▶ **WHAT THIS TASK INVOLVES**: Reproduce every record exactly as it appears, but not the pictures.

▶ **DATA EXCERPTS**:
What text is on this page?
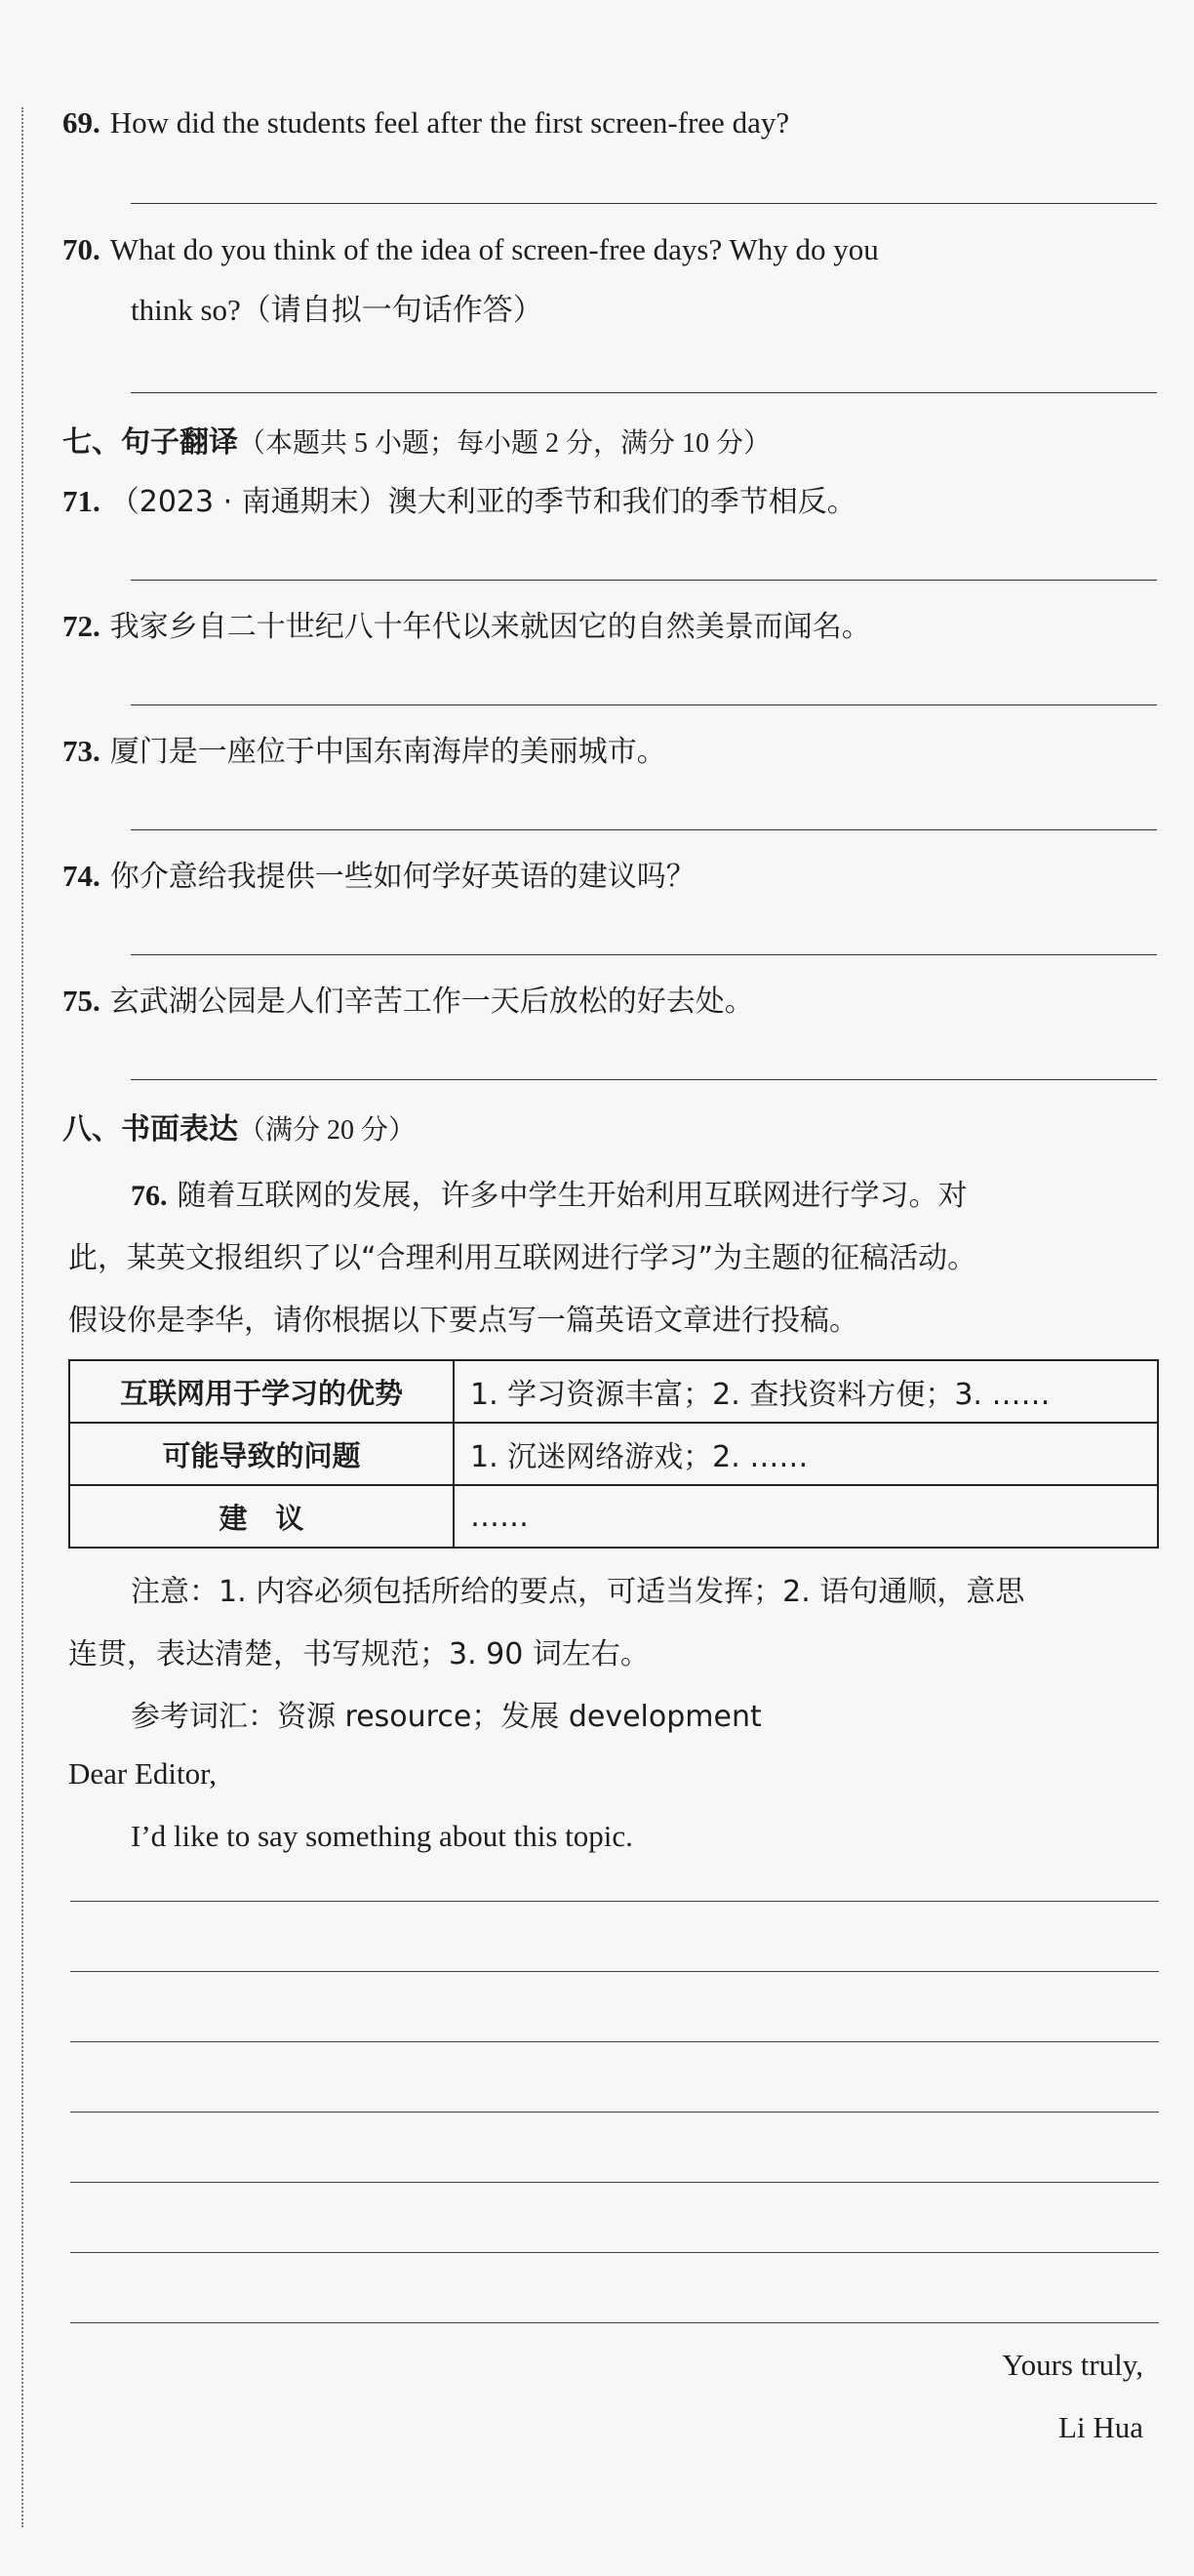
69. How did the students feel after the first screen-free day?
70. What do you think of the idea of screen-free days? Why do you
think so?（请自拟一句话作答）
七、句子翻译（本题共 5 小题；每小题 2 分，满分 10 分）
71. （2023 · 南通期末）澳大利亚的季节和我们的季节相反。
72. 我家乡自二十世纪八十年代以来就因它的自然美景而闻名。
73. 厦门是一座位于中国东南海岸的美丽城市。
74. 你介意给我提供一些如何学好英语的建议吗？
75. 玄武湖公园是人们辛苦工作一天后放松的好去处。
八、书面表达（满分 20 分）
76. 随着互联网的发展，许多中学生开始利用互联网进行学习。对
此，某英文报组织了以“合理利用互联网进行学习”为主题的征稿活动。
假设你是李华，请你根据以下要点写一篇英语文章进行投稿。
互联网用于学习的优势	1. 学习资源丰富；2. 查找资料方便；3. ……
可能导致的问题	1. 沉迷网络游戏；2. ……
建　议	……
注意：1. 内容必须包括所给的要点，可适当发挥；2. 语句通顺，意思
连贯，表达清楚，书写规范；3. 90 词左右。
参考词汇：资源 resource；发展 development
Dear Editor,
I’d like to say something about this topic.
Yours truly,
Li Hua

▶ **WRITTEN SOLUTION**:
What text is on this page?
69. How did the students feel after the first screen-free day?
70. What do you think of the idea of screen-free days? Why do you
think so?（请自拟一句话作答）
七、句子翻译（本题共 5 小题；每小题 2 分，满分 10 分）
71. （2023 · 南通期末）澳大利亚的季节和我们的季节相反。
72. 我家乡自二十世纪八十年代以来就因它的自然美景而闻名。
73. 厦门是一座位于中国东南海岸的美丽城市。
74. 你介意给我提供一些如何学好英语的建议吗？
75. 玄武湖公园是人们辛苦工作一天后放松的好去处。
八、书面表达（满分 20 分）
76. 随着互联网的发展，许多中学生开始利用互联网进行学习。对
此，某英文报组织了以“合理利用互联网进行学习”为主题的征稿活动。
假设你是李华，请你根据以下要点写一篇英语文章进行投稿。
互联网用于学习的优势	1. 学习资源丰富；2. 查找资料方便；3. ……
可能导致的问题	1. 沉迷网络游戏；2. ……
建　议	……
注意：1. 内容必须包括所给的要点，可适当发挥；2. 语句通顺，意思
连贯，表达清楚，书写规范；3. 90 词左右。
参考词汇：资源 resource；发展 development
Dear Editor,
I’d like to say something about this topic.
Yours truly,
Li Hua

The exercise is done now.